▶ _Task instructions_: Quote the records that follow in full, leaving the pictures out.

▶ _Supplied material_:
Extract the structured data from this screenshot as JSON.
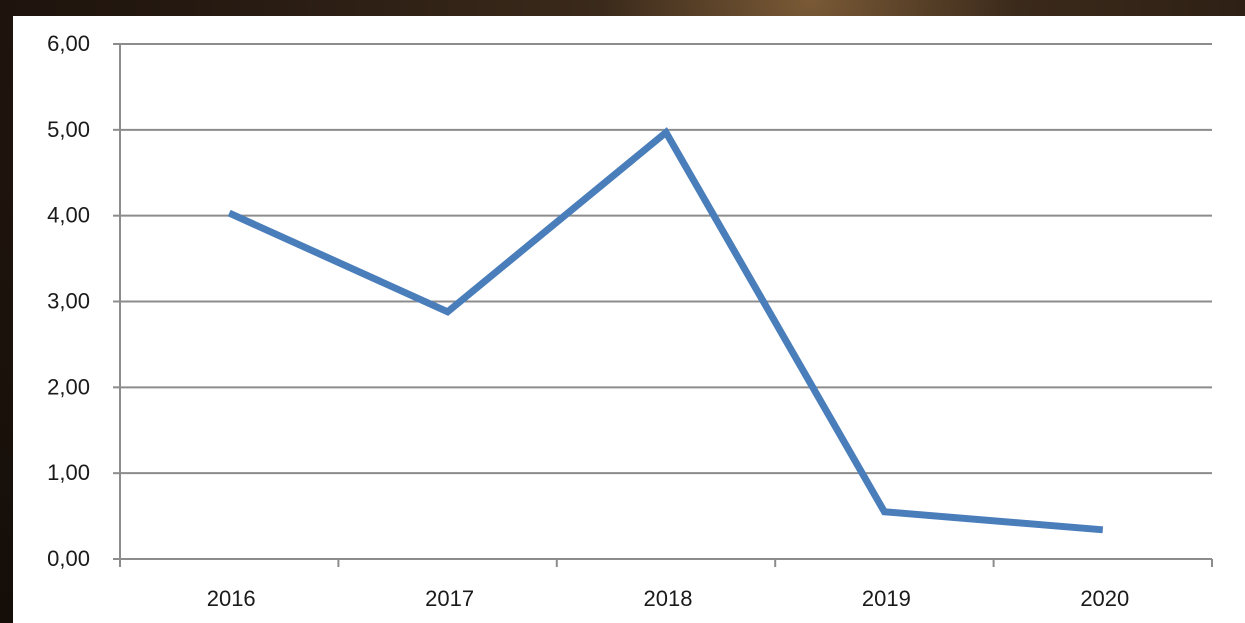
{
  "chart_data": {
    "type": "line",
    "categories": [
      "2016",
      "2017",
      "2018",
      "2019",
      "2020"
    ],
    "series": [
      {
        "values": [
          4.03,
          2.88,
          4.97,
          0.55,
          0.34
        ]
      }
    ],
    "y_tick_labels": [
      "0,00",
      "1,00",
      "2,00",
      "3,00",
      "4,00",
      "5,00",
      "6,00"
    ],
    "ylim": [
      0,
      6
    ],
    "grid": true,
    "line_color": "#4a7ebb"
  }
}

▶ _Task result_:
Extract the structured data from this screenshot as JSON.
{
  "chart_data": {
    "type": "line",
    "categories": [
      "2016",
      "2017",
      "2018",
      "2019",
      "2020"
    ],
    "series": [
      {
        "values": [
          4.03,
          2.88,
          4.97,
          0.55,
          0.34
        ]
      }
    ],
    "y_tick_labels": [
      "0,00",
      "1,00",
      "2,00",
      "3,00",
      "4,00",
      "5,00",
      "6,00"
    ],
    "ylim": [
      0,
      6
    ],
    "grid": true,
    "line_color": "#4a7ebb"
  }
}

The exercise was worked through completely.